### WHAT THE TASK REQUIRES
Output all of the records exactly as written.

___ RECORDS SUPPLIED ___

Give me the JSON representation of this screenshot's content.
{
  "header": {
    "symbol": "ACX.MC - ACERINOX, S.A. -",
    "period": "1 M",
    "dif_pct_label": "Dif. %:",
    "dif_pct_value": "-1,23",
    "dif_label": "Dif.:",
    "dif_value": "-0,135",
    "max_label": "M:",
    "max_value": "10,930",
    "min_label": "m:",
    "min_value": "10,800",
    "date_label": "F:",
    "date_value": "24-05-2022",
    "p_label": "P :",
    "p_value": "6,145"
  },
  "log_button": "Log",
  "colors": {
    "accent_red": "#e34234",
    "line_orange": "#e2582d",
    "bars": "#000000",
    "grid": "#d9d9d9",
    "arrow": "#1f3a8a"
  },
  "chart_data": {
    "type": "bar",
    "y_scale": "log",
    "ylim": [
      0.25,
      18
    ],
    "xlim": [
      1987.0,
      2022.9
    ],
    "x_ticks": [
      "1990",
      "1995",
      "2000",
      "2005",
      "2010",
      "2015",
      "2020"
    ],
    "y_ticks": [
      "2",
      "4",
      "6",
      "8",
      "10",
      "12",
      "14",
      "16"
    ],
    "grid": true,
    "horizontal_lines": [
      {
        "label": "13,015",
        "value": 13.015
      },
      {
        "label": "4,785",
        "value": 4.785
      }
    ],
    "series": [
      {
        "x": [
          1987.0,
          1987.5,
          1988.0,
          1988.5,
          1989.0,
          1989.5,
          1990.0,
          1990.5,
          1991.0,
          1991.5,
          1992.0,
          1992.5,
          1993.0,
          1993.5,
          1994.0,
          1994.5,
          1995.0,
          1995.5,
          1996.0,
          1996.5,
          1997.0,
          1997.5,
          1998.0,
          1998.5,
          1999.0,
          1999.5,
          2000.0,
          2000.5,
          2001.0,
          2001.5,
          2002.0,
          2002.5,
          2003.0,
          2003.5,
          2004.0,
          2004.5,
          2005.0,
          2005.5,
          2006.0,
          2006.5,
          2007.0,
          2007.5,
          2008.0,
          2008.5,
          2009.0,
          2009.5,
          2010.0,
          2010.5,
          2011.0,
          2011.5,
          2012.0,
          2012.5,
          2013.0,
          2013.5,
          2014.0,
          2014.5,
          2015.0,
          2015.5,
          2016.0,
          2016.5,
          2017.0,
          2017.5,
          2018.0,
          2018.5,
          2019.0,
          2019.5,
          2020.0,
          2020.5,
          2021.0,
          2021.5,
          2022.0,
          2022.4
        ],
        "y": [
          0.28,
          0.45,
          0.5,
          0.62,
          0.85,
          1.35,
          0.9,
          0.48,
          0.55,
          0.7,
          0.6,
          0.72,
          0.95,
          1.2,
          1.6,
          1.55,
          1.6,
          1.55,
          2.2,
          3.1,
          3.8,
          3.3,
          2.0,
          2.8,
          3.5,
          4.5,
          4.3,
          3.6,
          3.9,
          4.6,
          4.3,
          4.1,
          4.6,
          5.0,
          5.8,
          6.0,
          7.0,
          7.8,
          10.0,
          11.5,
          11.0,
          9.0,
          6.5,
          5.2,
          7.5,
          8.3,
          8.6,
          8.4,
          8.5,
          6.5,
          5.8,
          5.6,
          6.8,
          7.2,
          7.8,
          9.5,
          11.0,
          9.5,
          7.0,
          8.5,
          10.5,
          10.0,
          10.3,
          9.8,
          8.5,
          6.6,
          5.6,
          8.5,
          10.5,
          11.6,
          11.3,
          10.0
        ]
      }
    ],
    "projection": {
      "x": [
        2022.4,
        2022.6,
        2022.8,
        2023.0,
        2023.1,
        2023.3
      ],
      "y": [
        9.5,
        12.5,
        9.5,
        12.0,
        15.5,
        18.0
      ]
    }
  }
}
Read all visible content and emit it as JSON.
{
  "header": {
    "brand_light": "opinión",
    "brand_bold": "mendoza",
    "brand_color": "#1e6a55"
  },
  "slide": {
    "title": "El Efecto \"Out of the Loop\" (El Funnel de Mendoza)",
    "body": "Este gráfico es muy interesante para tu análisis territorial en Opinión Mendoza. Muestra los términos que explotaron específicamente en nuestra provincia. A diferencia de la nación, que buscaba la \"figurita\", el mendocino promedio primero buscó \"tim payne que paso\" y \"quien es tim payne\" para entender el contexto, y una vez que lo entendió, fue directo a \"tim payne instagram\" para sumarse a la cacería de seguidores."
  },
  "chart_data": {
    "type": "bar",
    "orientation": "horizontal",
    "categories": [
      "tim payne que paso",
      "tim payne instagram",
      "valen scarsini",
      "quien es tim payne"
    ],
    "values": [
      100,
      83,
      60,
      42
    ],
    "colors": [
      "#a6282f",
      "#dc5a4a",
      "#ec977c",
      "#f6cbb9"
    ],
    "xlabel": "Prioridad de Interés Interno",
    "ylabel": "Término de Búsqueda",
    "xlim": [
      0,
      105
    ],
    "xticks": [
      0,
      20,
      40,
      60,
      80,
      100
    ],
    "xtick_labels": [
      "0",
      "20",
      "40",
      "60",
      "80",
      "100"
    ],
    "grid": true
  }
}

___

### SOLUTION TO THE PROBLEM
Give me the JSON representation of this screenshot's content.
{
  "header": {
    "symbol": "ACX.MC - ACERINOX, S.A. -",
    "period": "1 M",
    "dif_pct_label": "Dif. %:",
    "dif_pct_value": "-1,23",
    "dif_label": "Dif.:",
    "dif_value": "-0,135",
    "max_label": "M:",
    "max_value": "10,930",
    "min_label": "m:",
    "min_value": "10,800",
    "date_label": "F:",
    "date_value": "24-05-2022",
    "p_label": "P :",
    "p_value": "6,145"
  },
  "log_button": "Log",
  "colors": {
    "accent_red": "#e34234",
    "line_orange": "#e2582d",
    "bars": "#000000",
    "grid": "#d9d9d9",
    "arrow": "#1f3a8a"
  },
  "chart_data": {
    "type": "bar",
    "y_scale": "log",
    "ylim": [
      0.25,
      18
    ],
    "xlim": [
      1987.0,
      2022.9
    ],
    "x_ticks": [
      "1990",
      "1995",
      "2000",
      "2005",
      "2010",
      "2015",
      "2020"
    ],
    "y_ticks": [
      "2",
      "4",
      "6",
      "8",
      "10",
      "12",
      "14",
      "16"
    ],
    "grid": true,
    "horizontal_lines": [
      {
        "label": "13,015",
        "value": 13.015
      },
      {
        "label": "4,785",
        "value": 4.785
      }
    ],
    "series": [
      {
        "x": [
          1987.0,
          1987.5,
          1988.0,
          1988.5,
          1989.0,
          1989.5,
          1990.0,
          1990.5,
          1991.0,
          1991.5,
          1992.0,
          1992.5,
          1993.0,
          1993.5,
          1994.0,
          1994.5,
          1995.0,
          1995.5,
          1996.0,
          1996.5,
          1997.0,
          1997.5,
          1998.0,
          1998.5,
          1999.0,
          1999.5,
          2000.0,
          2000.5,
          2001.0,
          2001.5,
          2002.0,
          2002.5,
          2003.0,
          2003.5,
          2004.0,
          2004.5,
          2005.0,
          2005.5,
          2006.0,
          2006.5,
          2007.0,
          2007.5,
          2008.0,
          2008.5,
          2009.0,
          2009.5,
          2010.0,
          2010.5,
          2011.0,
          2011.5,
          2012.0,
          2012.5,
          2013.0,
          2013.5,
          2014.0,
          2014.5,
          2015.0,
          2015.5,
          2016.0,
          2016.5,
          2017.0,
          2017.5,
          2018.0,
          2018.5,
          2019.0,
          2019.5,
          2020.0,
          2020.5,
          2021.0,
          2021.5,
          2022.0,
          2022.4
        ],
        "y": [
          0.28,
          0.45,
          0.5,
          0.62,
          0.85,
          1.35,
          0.9,
          0.48,
          0.55,
          0.7,
          0.6,
          0.72,
          0.95,
          1.2,
          1.6,
          1.55,
          1.6,
          1.55,
          2.2,
          3.1,
          3.8,
          3.3,
          2.0,
          2.8,
          3.5,
          4.5,
          4.3,
          3.6,
          3.9,
          4.6,
          4.3,
          4.1,
          4.6,
          5.0,
          5.8,
          6.0,
          7.0,
          7.8,
          10.0,
          11.5,
          11.0,
          9.0,
          6.5,
          5.2,
          7.5,
          8.3,
          8.6,
          8.4,
          8.5,
          6.5,
          5.8,
          5.6,
          6.8,
          7.2,
          7.8,
          9.5,
          11.0,
          9.5,
          7.0,
          8.5,
          10.5,
          10.0,
          10.3,
          9.8,
          8.5,
          6.6,
          5.6,
          8.5,
          10.5,
          11.6,
          11.3,
          10.0
        ]
      }
    ],
    "projection": {
      "x": [
        2022.4,
        2022.6,
        2022.8,
        2023.0,
        2023.1,
        2023.3
      ],
      "y": [
        9.5,
        12.5,
        9.5,
        12.0,
        15.5,
        18.0
      ]
    }
  }
}
Read all visible content and emit it as JSON.
{
  "header": {
    "brand_light": "opinión",
    "brand_bold": "mendoza",
    "brand_color": "#1e6a55"
  },
  "slide": {
    "title": "El Efecto \"Out of the Loop\" (El Funnel de Mendoza)",
    "body": "Este gráfico es muy interesante para tu análisis territorial en Opinión Mendoza. Muestra los términos que explotaron específicamente en nuestra provincia. A diferencia de la nación, que buscaba la \"figurita\", el mendocino promedio primero buscó \"tim payne que paso\" y \"quien es tim payne\" para entender el contexto, y una vez que lo entendió, fue directo a \"tim payne instagram\" para sumarse a la cacería de seguidores."
  },
  "chart_data": {
    "type": "bar",
    "orientation": "horizontal",
    "categories": [
      "tim payne que paso",
      "tim payne instagram",
      "valen scarsini",
      "quien es tim payne"
    ],
    "values": [
      100,
      83,
      60,
      42
    ],
    "colors": [
      "#a6282f",
      "#dc5a4a",
      "#ec977c",
      "#f6cbb9"
    ],
    "xlabel": "Prioridad de Interés Interno",
    "ylabel": "Término de Búsqueda",
    "xlim": [
      0,
      105
    ],
    "xticks": [
      0,
      20,
      40,
      60,
      80,
      100
    ],
    "xtick_labels": [
      "0",
      "20",
      "40",
      "60",
      "80",
      "100"
    ],
    "grid": true
  }
}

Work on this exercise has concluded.